* **Set exercise**: Work out the number of lines containing "Grup". Answer with nothing but that number.

* **Input material**:
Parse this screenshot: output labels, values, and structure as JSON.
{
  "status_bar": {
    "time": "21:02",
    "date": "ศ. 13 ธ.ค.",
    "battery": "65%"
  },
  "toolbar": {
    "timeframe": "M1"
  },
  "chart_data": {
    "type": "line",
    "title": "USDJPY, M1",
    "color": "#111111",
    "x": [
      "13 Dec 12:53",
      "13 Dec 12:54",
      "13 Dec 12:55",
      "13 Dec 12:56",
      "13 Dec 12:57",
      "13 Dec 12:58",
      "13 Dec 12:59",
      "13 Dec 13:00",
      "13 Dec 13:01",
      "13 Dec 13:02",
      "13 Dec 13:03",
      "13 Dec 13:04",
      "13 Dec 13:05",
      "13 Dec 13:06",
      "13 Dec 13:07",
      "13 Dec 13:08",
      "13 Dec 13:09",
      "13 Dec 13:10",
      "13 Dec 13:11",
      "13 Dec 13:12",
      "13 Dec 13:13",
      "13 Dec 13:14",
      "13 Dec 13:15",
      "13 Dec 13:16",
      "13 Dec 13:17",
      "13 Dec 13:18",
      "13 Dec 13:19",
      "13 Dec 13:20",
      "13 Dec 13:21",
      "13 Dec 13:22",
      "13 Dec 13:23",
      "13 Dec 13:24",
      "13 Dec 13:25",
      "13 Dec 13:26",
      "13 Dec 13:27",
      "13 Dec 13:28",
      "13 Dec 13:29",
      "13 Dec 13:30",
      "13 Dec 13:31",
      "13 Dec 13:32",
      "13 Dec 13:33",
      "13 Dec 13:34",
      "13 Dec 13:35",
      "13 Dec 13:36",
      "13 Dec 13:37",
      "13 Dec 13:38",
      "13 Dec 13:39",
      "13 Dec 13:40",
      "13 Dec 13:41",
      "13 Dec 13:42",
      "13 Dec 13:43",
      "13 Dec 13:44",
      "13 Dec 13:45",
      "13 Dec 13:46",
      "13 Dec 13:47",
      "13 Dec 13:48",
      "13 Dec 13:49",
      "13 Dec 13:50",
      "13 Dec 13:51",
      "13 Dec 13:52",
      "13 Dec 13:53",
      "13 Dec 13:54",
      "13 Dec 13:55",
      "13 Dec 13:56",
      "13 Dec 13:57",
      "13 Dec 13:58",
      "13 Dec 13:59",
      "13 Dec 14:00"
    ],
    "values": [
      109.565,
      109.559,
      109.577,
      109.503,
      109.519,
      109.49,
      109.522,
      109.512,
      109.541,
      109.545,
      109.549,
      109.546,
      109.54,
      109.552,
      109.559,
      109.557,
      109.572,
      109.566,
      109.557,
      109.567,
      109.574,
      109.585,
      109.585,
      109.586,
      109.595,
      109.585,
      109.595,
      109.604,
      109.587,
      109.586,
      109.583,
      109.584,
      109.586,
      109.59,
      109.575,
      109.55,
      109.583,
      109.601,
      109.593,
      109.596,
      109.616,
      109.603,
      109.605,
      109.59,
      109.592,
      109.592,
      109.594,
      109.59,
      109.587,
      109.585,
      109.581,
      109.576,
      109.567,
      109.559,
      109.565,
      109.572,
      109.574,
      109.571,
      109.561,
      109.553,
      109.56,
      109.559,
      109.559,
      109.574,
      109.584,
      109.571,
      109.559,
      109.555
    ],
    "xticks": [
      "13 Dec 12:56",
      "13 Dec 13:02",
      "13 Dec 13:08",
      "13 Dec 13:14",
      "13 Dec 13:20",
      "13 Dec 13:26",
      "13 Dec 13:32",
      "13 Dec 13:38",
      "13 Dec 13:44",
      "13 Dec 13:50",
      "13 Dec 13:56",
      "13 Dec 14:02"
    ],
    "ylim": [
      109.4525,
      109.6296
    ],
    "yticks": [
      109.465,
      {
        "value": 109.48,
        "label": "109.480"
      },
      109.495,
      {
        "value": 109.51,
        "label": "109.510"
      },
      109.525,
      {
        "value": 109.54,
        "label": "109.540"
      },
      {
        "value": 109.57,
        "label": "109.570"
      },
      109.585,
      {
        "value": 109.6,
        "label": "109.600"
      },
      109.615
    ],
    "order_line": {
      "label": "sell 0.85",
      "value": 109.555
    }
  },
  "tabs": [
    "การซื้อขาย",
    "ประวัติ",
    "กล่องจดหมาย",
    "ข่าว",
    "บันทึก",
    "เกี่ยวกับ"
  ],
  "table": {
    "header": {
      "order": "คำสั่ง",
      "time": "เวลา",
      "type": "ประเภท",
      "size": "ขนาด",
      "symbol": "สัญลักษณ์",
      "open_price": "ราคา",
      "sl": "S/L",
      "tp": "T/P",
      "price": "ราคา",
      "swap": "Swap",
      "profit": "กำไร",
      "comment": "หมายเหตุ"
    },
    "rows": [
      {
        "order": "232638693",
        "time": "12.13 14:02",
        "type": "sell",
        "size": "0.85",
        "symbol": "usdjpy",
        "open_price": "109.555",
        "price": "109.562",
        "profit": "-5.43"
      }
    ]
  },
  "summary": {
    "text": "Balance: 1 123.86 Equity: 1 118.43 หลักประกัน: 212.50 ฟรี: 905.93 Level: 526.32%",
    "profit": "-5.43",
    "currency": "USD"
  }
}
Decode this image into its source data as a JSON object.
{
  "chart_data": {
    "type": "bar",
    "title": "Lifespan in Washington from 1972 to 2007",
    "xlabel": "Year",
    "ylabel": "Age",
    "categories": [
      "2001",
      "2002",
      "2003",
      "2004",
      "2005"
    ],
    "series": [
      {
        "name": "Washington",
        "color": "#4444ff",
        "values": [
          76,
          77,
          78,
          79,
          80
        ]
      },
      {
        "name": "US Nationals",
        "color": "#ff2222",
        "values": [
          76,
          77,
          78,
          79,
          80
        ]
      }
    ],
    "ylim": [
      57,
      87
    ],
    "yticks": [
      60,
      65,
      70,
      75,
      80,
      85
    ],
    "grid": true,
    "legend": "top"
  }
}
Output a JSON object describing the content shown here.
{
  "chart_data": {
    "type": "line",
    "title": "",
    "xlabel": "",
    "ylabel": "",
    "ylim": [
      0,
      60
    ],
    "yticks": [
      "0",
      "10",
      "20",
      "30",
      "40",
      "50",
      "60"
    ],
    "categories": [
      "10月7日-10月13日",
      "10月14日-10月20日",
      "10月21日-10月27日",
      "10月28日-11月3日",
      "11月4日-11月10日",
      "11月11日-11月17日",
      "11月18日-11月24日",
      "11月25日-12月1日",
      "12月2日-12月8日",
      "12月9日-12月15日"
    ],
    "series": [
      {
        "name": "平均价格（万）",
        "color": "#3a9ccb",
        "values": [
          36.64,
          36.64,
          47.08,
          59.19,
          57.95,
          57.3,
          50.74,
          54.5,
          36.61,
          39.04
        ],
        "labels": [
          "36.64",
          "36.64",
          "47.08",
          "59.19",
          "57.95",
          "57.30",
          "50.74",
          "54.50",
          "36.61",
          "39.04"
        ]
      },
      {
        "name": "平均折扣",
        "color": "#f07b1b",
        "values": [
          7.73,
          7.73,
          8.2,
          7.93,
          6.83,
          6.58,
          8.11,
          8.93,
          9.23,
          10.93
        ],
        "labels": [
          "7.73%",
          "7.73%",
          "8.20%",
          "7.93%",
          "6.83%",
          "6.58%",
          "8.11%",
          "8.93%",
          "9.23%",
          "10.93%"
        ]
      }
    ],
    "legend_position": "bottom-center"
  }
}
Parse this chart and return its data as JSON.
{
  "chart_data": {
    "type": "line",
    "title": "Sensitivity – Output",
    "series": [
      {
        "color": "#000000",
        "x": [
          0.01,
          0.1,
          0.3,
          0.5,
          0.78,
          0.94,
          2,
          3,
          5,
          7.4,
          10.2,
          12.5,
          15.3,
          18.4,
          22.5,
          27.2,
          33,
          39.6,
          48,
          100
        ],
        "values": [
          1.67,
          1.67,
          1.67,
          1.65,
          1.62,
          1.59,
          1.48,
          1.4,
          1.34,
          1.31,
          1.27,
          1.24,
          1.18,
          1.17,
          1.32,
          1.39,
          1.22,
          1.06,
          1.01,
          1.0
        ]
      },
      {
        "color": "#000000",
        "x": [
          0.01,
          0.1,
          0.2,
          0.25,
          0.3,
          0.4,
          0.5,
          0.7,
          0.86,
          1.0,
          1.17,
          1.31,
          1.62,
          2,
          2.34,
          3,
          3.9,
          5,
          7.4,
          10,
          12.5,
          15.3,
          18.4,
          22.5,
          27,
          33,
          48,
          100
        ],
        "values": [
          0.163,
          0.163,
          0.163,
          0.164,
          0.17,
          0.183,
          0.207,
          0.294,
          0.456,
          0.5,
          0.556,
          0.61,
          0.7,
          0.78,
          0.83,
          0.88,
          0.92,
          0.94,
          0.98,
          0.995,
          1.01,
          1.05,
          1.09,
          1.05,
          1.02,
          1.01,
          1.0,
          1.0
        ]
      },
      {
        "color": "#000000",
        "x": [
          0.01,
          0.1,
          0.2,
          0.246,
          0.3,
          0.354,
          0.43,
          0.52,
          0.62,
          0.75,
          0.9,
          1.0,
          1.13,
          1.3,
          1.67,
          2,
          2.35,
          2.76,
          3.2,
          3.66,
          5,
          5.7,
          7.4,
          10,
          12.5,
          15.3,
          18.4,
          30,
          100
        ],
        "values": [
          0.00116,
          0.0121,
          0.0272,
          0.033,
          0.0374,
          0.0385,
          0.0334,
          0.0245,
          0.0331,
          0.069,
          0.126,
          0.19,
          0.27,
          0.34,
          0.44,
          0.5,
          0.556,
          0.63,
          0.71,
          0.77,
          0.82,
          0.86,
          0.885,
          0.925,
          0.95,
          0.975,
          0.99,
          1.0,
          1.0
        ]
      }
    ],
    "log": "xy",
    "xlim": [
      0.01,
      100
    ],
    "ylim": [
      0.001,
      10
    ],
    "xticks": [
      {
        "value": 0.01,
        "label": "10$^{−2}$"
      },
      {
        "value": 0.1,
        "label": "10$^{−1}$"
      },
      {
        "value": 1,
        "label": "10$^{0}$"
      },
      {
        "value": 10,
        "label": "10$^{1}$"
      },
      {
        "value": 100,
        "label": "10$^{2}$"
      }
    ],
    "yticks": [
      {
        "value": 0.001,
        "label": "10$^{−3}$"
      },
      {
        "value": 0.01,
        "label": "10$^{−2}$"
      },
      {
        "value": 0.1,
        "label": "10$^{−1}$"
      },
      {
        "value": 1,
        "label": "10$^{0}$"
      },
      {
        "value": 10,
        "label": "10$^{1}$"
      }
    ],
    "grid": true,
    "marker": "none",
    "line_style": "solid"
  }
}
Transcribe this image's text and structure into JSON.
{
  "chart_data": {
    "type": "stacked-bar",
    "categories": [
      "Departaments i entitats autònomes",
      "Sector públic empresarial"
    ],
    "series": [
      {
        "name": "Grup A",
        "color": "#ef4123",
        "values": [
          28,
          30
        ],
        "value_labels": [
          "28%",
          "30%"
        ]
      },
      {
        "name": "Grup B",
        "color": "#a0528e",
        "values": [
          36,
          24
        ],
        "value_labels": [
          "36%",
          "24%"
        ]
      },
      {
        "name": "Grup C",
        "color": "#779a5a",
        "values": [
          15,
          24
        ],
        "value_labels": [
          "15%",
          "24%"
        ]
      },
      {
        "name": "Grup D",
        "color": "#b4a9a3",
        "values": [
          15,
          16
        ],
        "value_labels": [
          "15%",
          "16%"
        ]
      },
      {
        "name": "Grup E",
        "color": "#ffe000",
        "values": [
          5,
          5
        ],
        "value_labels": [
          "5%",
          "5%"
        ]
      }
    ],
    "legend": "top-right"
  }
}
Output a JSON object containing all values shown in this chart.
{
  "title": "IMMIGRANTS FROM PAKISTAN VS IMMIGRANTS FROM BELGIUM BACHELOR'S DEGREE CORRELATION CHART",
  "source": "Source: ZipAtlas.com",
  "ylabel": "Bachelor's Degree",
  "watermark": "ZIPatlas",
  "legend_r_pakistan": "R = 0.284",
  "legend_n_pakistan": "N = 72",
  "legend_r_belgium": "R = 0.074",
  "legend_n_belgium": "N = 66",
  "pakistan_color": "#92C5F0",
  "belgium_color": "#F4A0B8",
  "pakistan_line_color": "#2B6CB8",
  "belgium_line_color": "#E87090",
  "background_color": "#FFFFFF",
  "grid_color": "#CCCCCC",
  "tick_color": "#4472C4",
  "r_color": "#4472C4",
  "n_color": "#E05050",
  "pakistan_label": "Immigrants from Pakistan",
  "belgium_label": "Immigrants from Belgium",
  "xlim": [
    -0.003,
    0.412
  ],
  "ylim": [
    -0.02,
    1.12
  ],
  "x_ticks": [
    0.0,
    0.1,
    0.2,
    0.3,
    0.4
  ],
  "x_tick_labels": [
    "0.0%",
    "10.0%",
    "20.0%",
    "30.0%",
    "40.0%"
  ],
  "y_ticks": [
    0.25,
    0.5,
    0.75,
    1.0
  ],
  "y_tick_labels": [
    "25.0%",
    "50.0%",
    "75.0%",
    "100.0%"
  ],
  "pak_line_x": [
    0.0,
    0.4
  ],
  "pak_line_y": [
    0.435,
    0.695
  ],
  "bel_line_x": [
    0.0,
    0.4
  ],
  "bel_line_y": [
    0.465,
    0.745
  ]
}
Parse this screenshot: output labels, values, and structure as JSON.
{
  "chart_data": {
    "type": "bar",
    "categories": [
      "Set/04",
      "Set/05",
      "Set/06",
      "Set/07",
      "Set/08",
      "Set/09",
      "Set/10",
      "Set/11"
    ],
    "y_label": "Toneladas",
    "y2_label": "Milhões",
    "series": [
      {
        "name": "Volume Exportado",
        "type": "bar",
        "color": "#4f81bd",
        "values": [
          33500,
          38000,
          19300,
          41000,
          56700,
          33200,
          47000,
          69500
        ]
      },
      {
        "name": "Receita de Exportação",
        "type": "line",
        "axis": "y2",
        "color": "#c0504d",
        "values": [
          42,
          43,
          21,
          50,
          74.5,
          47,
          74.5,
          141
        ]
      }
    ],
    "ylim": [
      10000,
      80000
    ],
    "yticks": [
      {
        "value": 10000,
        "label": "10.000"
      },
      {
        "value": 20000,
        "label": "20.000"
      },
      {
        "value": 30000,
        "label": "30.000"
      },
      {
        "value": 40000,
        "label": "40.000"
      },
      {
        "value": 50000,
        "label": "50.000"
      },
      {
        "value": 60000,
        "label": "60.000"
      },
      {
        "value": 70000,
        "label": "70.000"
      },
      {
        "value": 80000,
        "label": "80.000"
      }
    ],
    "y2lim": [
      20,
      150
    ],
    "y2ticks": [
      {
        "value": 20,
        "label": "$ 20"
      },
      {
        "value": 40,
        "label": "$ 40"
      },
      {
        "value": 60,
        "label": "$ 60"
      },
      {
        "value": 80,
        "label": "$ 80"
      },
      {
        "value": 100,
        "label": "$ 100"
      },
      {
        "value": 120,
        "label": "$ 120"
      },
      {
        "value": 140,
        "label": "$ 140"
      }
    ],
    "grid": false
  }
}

* **Exercise response**: 5